╭──

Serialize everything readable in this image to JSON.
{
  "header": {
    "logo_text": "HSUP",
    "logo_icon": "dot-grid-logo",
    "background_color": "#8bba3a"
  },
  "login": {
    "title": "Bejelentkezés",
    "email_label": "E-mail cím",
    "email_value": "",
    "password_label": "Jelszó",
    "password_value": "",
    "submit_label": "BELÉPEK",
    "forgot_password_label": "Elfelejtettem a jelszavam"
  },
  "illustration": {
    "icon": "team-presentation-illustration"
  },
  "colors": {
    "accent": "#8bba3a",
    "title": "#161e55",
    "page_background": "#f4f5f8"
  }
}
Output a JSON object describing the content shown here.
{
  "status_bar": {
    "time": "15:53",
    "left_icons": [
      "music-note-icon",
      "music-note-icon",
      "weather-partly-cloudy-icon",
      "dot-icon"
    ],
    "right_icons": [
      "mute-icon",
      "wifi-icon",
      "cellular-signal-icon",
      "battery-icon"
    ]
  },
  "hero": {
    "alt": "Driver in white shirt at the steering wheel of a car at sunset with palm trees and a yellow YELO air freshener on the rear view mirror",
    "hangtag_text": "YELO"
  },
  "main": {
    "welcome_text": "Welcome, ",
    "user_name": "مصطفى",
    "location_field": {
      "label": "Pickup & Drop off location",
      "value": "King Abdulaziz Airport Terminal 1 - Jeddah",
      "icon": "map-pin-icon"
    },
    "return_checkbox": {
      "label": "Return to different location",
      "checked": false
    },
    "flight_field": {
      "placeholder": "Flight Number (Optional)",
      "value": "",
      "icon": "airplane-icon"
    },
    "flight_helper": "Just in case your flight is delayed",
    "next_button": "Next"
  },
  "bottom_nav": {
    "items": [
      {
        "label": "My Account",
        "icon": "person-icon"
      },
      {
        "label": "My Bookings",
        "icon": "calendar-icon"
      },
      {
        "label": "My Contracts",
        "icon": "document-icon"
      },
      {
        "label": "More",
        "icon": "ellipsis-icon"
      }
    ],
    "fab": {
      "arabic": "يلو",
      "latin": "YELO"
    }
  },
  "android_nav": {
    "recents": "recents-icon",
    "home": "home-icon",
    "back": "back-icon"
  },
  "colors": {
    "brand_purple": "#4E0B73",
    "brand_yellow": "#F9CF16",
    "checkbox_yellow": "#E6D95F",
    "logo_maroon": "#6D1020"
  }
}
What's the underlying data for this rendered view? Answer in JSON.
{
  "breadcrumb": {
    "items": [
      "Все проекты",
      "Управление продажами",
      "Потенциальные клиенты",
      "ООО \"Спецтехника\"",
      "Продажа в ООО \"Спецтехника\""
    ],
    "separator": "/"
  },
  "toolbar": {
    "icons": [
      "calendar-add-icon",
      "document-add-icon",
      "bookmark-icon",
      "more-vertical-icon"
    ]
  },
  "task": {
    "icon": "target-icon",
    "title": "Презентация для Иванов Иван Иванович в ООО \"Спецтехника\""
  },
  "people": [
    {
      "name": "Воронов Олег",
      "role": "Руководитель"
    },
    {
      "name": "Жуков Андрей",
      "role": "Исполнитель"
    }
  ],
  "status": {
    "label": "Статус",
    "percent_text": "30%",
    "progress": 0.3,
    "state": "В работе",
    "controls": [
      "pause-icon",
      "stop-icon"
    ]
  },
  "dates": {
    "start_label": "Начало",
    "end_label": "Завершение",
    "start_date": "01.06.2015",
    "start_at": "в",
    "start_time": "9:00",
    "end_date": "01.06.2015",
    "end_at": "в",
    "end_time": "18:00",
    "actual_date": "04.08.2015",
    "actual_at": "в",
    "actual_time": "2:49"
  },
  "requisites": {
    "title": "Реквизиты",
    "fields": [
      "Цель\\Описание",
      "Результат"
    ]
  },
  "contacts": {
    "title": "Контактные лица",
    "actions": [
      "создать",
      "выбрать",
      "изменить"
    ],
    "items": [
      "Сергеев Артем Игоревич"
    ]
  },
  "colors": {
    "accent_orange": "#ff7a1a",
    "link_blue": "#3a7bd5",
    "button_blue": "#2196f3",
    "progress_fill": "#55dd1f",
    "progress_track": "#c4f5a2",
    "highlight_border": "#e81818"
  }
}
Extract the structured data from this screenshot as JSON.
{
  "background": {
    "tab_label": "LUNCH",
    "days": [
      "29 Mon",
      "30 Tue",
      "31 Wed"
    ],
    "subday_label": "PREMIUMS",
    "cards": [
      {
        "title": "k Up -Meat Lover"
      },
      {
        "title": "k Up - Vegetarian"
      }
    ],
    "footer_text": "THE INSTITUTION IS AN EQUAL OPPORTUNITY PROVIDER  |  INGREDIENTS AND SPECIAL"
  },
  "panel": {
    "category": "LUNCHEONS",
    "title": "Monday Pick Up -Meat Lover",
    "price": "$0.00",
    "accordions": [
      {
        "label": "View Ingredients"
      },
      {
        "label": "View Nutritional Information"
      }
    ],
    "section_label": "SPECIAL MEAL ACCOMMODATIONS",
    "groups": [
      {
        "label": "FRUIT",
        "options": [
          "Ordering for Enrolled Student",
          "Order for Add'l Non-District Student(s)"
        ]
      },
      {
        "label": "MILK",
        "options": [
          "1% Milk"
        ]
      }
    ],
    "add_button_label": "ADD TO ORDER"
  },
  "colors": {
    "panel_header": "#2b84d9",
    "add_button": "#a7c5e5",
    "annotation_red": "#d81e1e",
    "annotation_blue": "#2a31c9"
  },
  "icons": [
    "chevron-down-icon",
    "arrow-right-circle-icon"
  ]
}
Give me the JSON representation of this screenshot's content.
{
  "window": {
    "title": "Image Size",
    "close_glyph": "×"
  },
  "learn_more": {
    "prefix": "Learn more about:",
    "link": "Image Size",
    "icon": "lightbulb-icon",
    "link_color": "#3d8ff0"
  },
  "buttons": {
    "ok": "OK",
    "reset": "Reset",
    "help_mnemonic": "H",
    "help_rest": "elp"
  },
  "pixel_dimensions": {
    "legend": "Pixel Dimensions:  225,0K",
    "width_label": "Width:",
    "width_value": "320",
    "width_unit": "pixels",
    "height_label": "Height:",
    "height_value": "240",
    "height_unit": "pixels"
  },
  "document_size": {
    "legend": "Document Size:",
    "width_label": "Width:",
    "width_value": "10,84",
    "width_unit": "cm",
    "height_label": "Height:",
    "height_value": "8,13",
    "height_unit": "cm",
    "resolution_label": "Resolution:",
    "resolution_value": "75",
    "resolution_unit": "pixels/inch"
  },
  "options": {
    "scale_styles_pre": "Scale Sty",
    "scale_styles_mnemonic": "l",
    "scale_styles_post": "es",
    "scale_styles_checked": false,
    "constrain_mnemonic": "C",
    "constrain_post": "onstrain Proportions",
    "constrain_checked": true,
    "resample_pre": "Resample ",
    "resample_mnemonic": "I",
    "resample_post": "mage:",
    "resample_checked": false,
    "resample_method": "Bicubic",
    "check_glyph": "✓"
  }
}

╰──

- Written instruction -
Output the listing above exactly as it appears.

- Problem solution -
Serialize everything readable in this image to JSON.
{
  "header": {
    "logo_text": "HSUP",
    "logo_icon": "dot-grid-logo",
    "background_color": "#8bba3a"
  },
  "login": {
    "title": "Bejelentkezés",
    "email_label": "E-mail cím",
    "email_value": "",
    "password_label": "Jelszó",
    "password_value": "",
    "submit_label": "BELÉPEK",
    "forgot_password_label": "Elfelejtettem a jelszavam"
  },
  "illustration": {
    "icon": "team-presentation-illustration"
  },
  "colors": {
    "accent": "#8bba3a",
    "title": "#161e55",
    "page_background": "#f4f5f8"
  }
}
Output a JSON object describing the content shown here.
{
  "status_bar": {
    "time": "15:53",
    "left_icons": [
      "music-note-icon",
      "music-note-icon",
      "weather-partly-cloudy-icon",
      "dot-icon"
    ],
    "right_icons": [
      "mute-icon",
      "wifi-icon",
      "cellular-signal-icon",
      "battery-icon"
    ]
  },
  "hero": {
    "alt": "Driver in white shirt at the steering wheel of a car at sunset with palm trees and a yellow YELO air freshener on the rear view mirror",
    "hangtag_text": "YELO"
  },
  "main": {
    "welcome_text": "Welcome, ",
    "user_name": "مصطفى",
    "location_field": {
      "label": "Pickup & Drop off location",
      "value": "King Abdulaziz Airport Terminal 1 - Jeddah",
      "icon": "map-pin-icon"
    },
    "return_checkbox": {
      "label": "Return to different location",
      "checked": false
    },
    "flight_field": {
      "placeholder": "Flight Number (Optional)",
      "value": "",
      "icon": "airplane-icon"
    },
    "flight_helper": "Just in case your flight is delayed",
    "next_button": "Next"
  },
  "bottom_nav": {
    "items": [
      {
        "label": "My Account",
        "icon": "person-icon"
      },
      {
        "label": "My Bookings",
        "icon": "calendar-icon"
      },
      {
        "label": "My Contracts",
        "icon": "document-icon"
      },
      {
        "label": "More",
        "icon": "ellipsis-icon"
      }
    ],
    "fab": {
      "arabic": "يلو",
      "latin": "YELO"
    }
  },
  "android_nav": {
    "recents": "recents-icon",
    "home": "home-icon",
    "back": "back-icon"
  },
  "colors": {
    "brand_purple": "#4E0B73",
    "brand_yellow": "#F9CF16",
    "checkbox_yellow": "#E6D95F",
    "logo_maroon": "#6D1020"
  }
}
What's the underlying data for this rendered view? Answer in JSON.
{
  "breadcrumb": {
    "items": [
      "Все проекты",
      "Управление продажами",
      "Потенциальные клиенты",
      "ООО \"Спецтехника\"",
      "Продажа в ООО \"Спецтехника\""
    ],
    "separator": "/"
  },
  "toolbar": {
    "icons": [
      "calendar-add-icon",
      "document-add-icon",
      "bookmark-icon",
      "more-vertical-icon"
    ]
  },
  "task": {
    "icon": "target-icon",
    "title": "Презентация для Иванов Иван Иванович в ООО \"Спецтехника\""
  },
  "people": [
    {
      "name": "Воронов Олег",
      "role": "Руководитель"
    },
    {
      "name": "Жуков Андрей",
      "role": "Исполнитель"
    }
  ],
  "status": {
    "label": "Статус",
    "percent_text": "30%",
    "progress": 0.3,
    "state": "В работе",
    "controls": [
      "pause-icon",
      "stop-icon"
    ]
  },
  "dates": {
    "start_label": "Начало",
    "end_label": "Завершение",
    "start_date": "01.06.2015",
    "start_at": "в",
    "start_time": "9:00",
    "end_date": "01.06.2015",
    "end_at": "в",
    "end_time": "18:00",
    "actual_date": "04.08.2015",
    "actual_at": "в",
    "actual_time": "2:49"
  },
  "requisites": {
    "title": "Реквизиты",
    "fields": [
      "Цель\\Описание",
      "Результат"
    ]
  },
  "contacts": {
    "title": "Контактные лица",
    "actions": [
      "создать",
      "выбрать",
      "изменить"
    ],
    "items": [
      "Сергеев Артем Игоревич"
    ]
  },
  "colors": {
    "accent_orange": "#ff7a1a",
    "link_blue": "#3a7bd5",
    "button_blue": "#2196f3",
    "progress_fill": "#55dd1f",
    "progress_track": "#c4f5a2",
    "highlight_border": "#e81818"
  }
}
Extract the structured data from this screenshot as JSON.
{
  "background": {
    "tab_label": "LUNCH",
    "days": [
      "29 Mon",
      "30 Tue",
      "31 Wed"
    ],
    "subday_label": "PREMIUMS",
    "cards": [
      {
        "title": "k Up -Meat Lover"
      },
      {
        "title": "k Up - Vegetarian"
      }
    ],
    "footer_text": "THE INSTITUTION IS AN EQUAL OPPORTUNITY PROVIDER  |  INGREDIENTS AND SPECIAL"
  },
  "panel": {
    "category": "LUNCHEONS",
    "title": "Monday Pick Up -Meat Lover",
    "price": "$0.00",
    "accordions": [
      {
        "label": "View Ingredients"
      },
      {
        "label": "View Nutritional Information"
      }
    ],
    "section_label": "SPECIAL MEAL ACCOMMODATIONS",
    "groups": [
      {
        "label": "FRUIT",
        "options": [
          "Ordering for Enrolled Student",
          "Order for Add'l Non-District Student(s)"
        ]
      },
      {
        "label": "MILK",
        "options": [
          "1% Milk"
        ]
      }
    ],
    "add_button_label": "ADD TO ORDER"
  },
  "colors": {
    "panel_header": "#2b84d9",
    "add_button": "#a7c5e5",
    "annotation_red": "#d81e1e",
    "annotation_blue": "#2a31c9"
  },
  "icons": [
    "chevron-down-icon",
    "arrow-right-circle-icon"
  ]
}
Give me the JSON representation of this screenshot's content.
{
  "window": {
    "title": "Image Size",
    "close_glyph": "×"
  },
  "learn_more": {
    "prefix": "Learn more about:",
    "link": "Image Size",
    "icon": "lightbulb-icon",
    "link_color": "#3d8ff0"
  },
  "buttons": {
    "ok": "OK",
    "reset": "Reset",
    "help_mnemonic": "H",
    "help_rest": "elp"
  },
  "pixel_dimensions": {
    "legend": "Pixel Dimensions:  225,0K",
    "width_label": "Width:",
    "width_value": "320",
    "width_unit": "pixels",
    "height_label": "Height:",
    "height_value": "240",
    "height_unit": "pixels"
  },
  "document_size": {
    "legend": "Document Size:",
    "width_label": "Width:",
    "width_value": "10,84",
    "width_unit": "cm",
    "height_label": "Height:",
    "height_value": "8,13",
    "height_unit": "cm",
    "resolution_label": "Resolution:",
    "resolution_value": "75",
    "resolution_unit": "pixels/inch"
  },
  "options": {
    "scale_styles_pre": "Scale Sty",
    "scale_styles_mnemonic": "l",
    "scale_styles_post": "es",
    "scale_styles_checked": false,
    "constrain_mnemonic": "C",
    "constrain_post": "onstrain Proportions",
    "constrain_checked": true,
    "resample_pre": "Resample ",
    "resample_mnemonic": "I",
    "resample_post": "mage:",
    "resample_checked": false,
    "resample_method": "Bicubic",
    "check_glyph": "✓"
  }
}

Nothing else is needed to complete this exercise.